PAGE TEXT:
--- BEGIN ---
Devinsky made the following real estate investments:

1. 13 East 32nd

On September 28, 2000, Devinsky signed the Third Amended and Restated Operating Agreement of 13 East 32nd Units LLC ("32nd Units Operating Agreement"), in which he agreed to invest $1,000,000 for a 21% membership interest in a new entity called 13 East 32nd Units LLC ("32nd Units").*fn1 (Stipulated Joint Exhibit ("JE") 9.) The remaining 79% of 32nd Units was held by 32nd St. Member, a Marceca-affiliated entity that, per the 32nd Units Operating Agreement, was designated to manage the new entity. (See 32nd Units Operating Agreement § 3.12.) Section 6.01 of the agreement governs the members' capital contributions, stating, "Each Member shall be deemed to have contributed . . . such amount (in cash or property) as is set forth opposite such Member's name in Schedule A." Schedule A lists Devinsky's contribution as $1,000,000. The contribution of 32nd St. Member is valued at $2,500,000, which, according to the Estate Defendants, represents the value of the underlying property. (EESOF ¶ 31.) 32nd Units was sold in December 2001. Shortly thereafter, in January 2002, Plaintiff received a return of his principal investment of $1 million. After the sale, Kingsford told Devinsky that there had not been any profits from the sale of 32nd Units and showed him a calculation purportedly to that effect. However, Devinsky testified that the Executor Defendants told him in October 2002 that he was owed "substantial" profits relating to the sale of 32nd Units, though they did not give a specific amount nor documentation. (EED SOF Response ¶ 37; July 28, 2006 Deposition of Orrin Devinsky ("7/28/06 Devinsky Dep.")*fn2 at 119:18-120:13.)

2. 233 East 77th Street

On November 10, 2000, Devinsky paid Marceca $150,000 for an option to purchase a 35% interest in 233 East 77th LLC, which owned real property located at the same address. The option agreement expired by its terms on December 31, 2000. Devinsky is not pursuing any claims based on this option. (See EED Opp'n at 1 n.1.)
--- END ---
PROBLEMS TO SOLVE:
a. According to the account of Devinsky's real estate investments, what membership interest in 13 East 32nd Units LLC did his $1,000,000 investment secure?
b. Proceed with the account of Devinsky's real estate investments, picking up after its final sentence.
The material is unrelated to the account of Devinsky's real estate investments.

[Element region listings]
--- BEGIN ---
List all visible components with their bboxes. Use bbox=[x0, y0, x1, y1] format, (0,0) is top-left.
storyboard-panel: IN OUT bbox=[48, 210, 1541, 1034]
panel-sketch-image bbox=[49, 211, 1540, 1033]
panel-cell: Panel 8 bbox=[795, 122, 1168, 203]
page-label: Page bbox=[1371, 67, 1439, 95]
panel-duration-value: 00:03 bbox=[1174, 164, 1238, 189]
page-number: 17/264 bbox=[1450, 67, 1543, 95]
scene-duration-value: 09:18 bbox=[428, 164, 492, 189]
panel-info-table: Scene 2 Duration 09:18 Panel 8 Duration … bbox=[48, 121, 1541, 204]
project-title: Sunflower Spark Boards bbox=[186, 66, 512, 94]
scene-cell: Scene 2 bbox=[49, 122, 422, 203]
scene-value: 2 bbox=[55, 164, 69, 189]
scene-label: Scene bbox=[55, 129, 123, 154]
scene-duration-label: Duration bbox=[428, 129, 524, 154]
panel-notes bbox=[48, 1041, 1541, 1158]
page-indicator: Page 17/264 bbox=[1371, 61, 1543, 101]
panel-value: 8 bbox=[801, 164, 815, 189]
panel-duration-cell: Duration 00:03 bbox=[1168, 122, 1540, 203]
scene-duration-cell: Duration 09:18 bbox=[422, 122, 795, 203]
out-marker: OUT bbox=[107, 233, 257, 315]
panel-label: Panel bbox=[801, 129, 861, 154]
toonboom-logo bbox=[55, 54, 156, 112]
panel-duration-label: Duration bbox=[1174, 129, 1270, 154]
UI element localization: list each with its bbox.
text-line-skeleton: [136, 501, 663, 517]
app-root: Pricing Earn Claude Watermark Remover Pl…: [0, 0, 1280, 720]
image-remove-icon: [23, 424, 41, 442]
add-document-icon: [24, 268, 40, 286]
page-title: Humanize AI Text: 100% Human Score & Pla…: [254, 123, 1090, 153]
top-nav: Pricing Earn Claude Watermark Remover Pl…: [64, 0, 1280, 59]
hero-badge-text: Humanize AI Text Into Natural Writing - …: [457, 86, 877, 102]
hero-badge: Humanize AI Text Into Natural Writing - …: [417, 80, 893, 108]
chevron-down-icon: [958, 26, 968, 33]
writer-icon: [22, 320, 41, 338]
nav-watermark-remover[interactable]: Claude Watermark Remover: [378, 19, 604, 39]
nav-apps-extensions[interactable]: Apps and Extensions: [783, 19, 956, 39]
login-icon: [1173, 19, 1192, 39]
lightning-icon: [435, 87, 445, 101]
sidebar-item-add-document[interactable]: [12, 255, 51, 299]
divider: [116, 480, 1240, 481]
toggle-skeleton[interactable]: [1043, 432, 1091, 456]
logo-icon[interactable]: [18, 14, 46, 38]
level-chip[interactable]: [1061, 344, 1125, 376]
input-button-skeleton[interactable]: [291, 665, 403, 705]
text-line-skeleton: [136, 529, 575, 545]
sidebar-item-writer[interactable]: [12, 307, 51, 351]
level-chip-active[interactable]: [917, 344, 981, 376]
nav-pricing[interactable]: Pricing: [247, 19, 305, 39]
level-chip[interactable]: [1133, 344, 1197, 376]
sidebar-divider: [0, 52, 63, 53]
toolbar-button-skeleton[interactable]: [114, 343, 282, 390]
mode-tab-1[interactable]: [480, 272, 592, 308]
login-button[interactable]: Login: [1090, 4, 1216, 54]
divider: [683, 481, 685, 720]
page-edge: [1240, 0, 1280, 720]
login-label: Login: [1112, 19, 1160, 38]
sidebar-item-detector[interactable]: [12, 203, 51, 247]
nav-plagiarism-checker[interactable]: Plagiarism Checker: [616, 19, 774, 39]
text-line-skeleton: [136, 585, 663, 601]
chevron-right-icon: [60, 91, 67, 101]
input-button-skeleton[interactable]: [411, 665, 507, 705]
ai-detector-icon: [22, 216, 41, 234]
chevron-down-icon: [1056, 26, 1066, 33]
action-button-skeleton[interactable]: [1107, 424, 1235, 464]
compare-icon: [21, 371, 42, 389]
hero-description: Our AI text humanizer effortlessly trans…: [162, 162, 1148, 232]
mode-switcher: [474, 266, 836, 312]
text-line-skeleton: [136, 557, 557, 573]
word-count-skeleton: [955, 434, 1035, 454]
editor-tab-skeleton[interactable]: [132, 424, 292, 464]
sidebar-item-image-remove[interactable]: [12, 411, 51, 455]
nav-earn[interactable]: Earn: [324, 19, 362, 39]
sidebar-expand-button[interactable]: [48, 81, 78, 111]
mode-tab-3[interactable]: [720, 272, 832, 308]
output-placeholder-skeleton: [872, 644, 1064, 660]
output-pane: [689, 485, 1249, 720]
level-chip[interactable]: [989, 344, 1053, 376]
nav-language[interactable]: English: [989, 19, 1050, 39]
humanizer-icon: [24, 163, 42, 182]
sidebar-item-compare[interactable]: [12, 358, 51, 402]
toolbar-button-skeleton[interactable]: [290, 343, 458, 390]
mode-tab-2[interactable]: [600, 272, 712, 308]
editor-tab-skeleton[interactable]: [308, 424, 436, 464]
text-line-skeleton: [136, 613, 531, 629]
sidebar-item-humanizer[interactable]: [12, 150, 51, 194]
--- END ---
OUTPUTS:
a. A 21% membership interest.

b.
3. 3 East 75 Corp.

In November 2000, Devinsky signed a loan agreement ("75th St. Loan Agreement") in which he agreed to loan Marceca $1,000,000. (JE 12.) The loan was to be repaid solely from so-called "Distributable Profits," profits Marceca earned on stock he owned in an entity called 3 East 75 Corp. ("75 Corp."), on the earlier of (i) the date of final distribution of the Distributable Profits or (ii) November 2, 2010. (JE 12, at 1-2.) At the time Devinsky and Marceca entered into the 75th St. Loan Agreement, Marceca owned 50% of the stock of 75 Corp.

In 2003, after Marceca's death, the Estate sold its 50% share to the corporation's co-owner, the Rinzler Group, for $1,900,000. The Estate claims that the sale did not trigger the Distributable Profits clause because the money came from a third party and not from the 75 Corp. entity itself. According to the Estate, Plaintiff's claim based on his 75th Street loan is premature, because (1) there has not been a final distribution of the Distributable Profits and (2) the maturity date-November 2, 2010-has not been reached. Devinsky claims that the sale of 75 Corp. was intentionally structured in violation of the covenant of good faith to avoid triggering repayment under the 75th St. Loan Agreement.*fn3

4. 142 East 49th Street

Shortly before his death, Marceca convinced Devinsky to invest $600,000 to obtain an equity interest in a property located at 142 East 49th Street. Devinsky made the investment in two stages: (1) on October 19, 2000, in the amount of $500,000 of which $350,000 related to 49th Street and $150,000 related to 77th Street*fn4 ; and (2) on January 12, 2001 (after Marceca's death), in the amount of $250,000. Devinsky testified that he made the latter investment based on representations from Kingsford. (EED SOF Response ¶¶ 61-63.) Devinsky did not receive any transaction document, such as a contract or membership agreement, concerning any investment relating to the 49th Street property.

By March 2001, Kingsford reported in a letter to Devinsky, that the entire building was about to come under the control of a Marceca-related entity.*fn5 He later testified that the Estate could not put the financing together for the project as originally intended due to Marceca's intervening death. (See October 10, 2006 Deposition of Daniel Kingsford ("10/10/06 Kingsford Dep.")*fn6 at 194:3-12.) As a result, Kingsford arranged for a "flip sale" of the 49th Street entity to a purchaser named Bob Heller in June 2001. (Id. at 193:13-16.) Devinsky was never paid any proceeds from this sale, though Kingsford testified that he "[p]robably should have been," and that 49th Street was a "mystery" to him. (Id. at 194:3-6.) He suggested that the absence of a signed agreement documenting Devinsky's interest in the property might have precluded repayment. (Id. at 194:15-18.) Devinsky testified that, subsequent to the June 2001 "flip sale," Kingsford falsely stated to him in several conversations, both on the phone and in person, that the sale did not go through and that he was still working on the sale.*fn7 (EED Response ¶¶ 68-69.)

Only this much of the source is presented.